Instruction:
Check every line of the data below for the string "Hélène", and copy the ones that hold it.

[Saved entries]
- - - - -

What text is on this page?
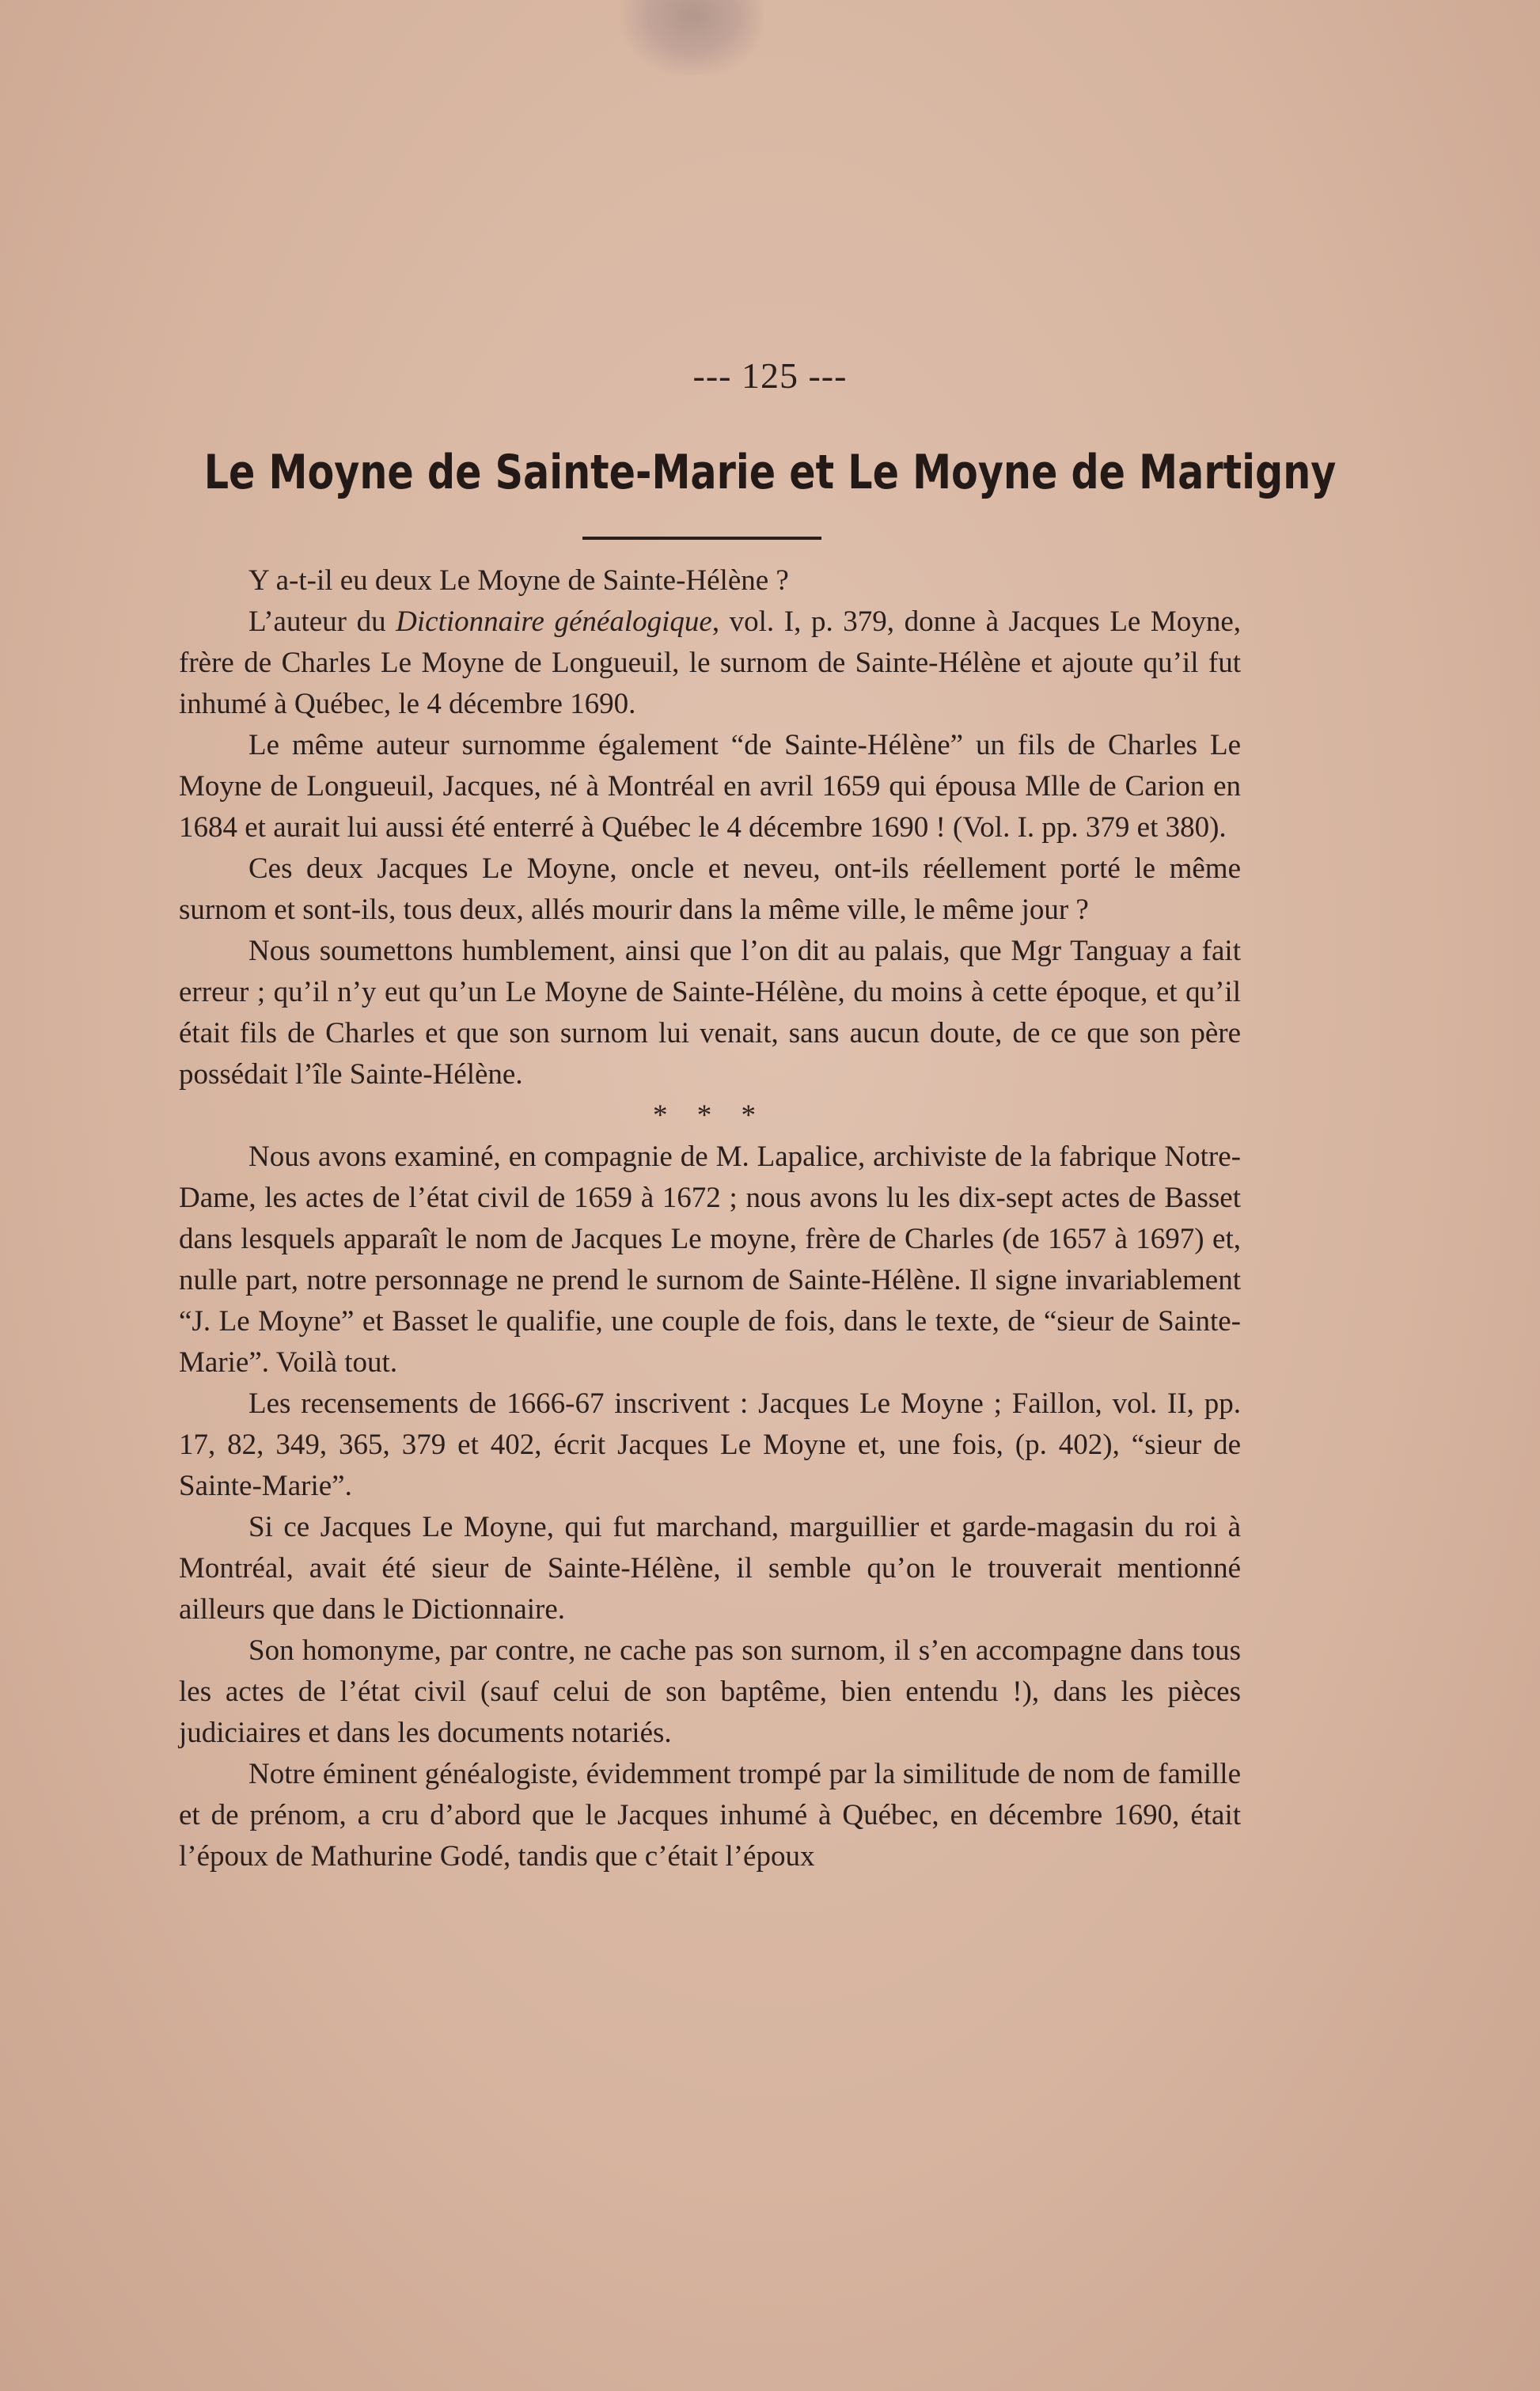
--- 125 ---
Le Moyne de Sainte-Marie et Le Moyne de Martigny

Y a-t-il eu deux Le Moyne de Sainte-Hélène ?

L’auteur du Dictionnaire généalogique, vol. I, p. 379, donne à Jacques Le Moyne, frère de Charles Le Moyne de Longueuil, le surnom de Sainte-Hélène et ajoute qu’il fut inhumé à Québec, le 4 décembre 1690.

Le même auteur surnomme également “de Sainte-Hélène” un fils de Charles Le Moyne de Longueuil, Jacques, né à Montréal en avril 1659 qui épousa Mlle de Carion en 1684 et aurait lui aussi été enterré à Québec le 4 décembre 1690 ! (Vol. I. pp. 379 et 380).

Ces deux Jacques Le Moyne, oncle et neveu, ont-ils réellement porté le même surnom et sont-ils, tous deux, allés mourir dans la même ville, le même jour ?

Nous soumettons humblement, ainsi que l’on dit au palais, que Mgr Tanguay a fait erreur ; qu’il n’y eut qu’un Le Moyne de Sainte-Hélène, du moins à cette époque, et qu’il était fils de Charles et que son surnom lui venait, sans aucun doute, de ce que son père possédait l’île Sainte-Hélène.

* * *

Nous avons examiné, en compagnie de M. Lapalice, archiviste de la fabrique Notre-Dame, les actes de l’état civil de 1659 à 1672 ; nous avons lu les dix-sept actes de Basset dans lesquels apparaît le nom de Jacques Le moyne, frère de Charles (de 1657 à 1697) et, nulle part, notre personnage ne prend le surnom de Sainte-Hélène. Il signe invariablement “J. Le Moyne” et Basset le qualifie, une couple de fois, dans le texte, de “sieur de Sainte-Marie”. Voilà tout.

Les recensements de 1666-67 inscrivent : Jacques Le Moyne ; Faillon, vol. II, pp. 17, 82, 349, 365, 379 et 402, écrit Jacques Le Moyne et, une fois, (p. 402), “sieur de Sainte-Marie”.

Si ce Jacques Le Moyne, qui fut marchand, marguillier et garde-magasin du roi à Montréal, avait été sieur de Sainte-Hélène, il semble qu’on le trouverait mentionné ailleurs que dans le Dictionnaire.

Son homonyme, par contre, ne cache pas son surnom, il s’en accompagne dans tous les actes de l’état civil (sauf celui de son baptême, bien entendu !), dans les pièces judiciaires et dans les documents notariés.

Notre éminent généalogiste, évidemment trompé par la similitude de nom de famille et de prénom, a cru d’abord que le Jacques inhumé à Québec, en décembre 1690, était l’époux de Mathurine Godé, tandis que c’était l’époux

- - - - -

Solution to this exercise:
Y a-t-il eu deux Le Moyne de Sainte-Hélène ?
L’auteur du Dictionnaire généalogique, vol. I, p. 379, donne à Jacques Le Moyne, frère de Charles Le Moyne de Longueuil, le surnom de Sainte-Hélène et ajoute qu’il fut inhumé à Québec, le 4 décembre 1690.
Le même auteur surnomme également “de Sainte-Hélène” un fils de Charles Le Moyne de Longueuil, Jacques, né à Montréal en avril 1659 qui épousa Mlle de Carion en 1684 et aurait lui aussi été enterré à Québec le 4 décembre 1690 ! (Vol. I. pp. 379 et 380).
Nous soumettons humblement, ainsi que l’on dit au palais, que Mgr Tanguay a fait erreur ; qu’il n’y eut qu’un Le Moyne de Sainte-Hélène, du moins à cette époque, et qu’il était fils de Charles et que son surnom lui venait, sans aucun doute, de ce que son père possédait l’île Sainte-Hélène.
Nous avons examiné, en compagnie de M. Lapalice, archiviste de la fabrique Notre-Dame, les actes de l’état civil de 1659 à 1672 ; nous avons lu les dix-sept actes de Basset dans lesquels apparaît le nom de Jacques Le moyne, frère de Charles (de 1657 à 1697) et, nulle part, notre personnage ne prend le surnom de Sainte-Hélène. Il signe invariablement “J. Le Moyne” et Basset le qualifie, une couple de fois, dans le texte, de “sieur de Sainte-Marie”. Voilà tout.
Si ce Jacques Le Moyne, qui fut marchand, marguillier et garde-magasin du roi à Montréal, avait été sieur de Sainte-Hélène, il semble qu’on le trouverait mentionné ailleurs que dans le Dictionnaire.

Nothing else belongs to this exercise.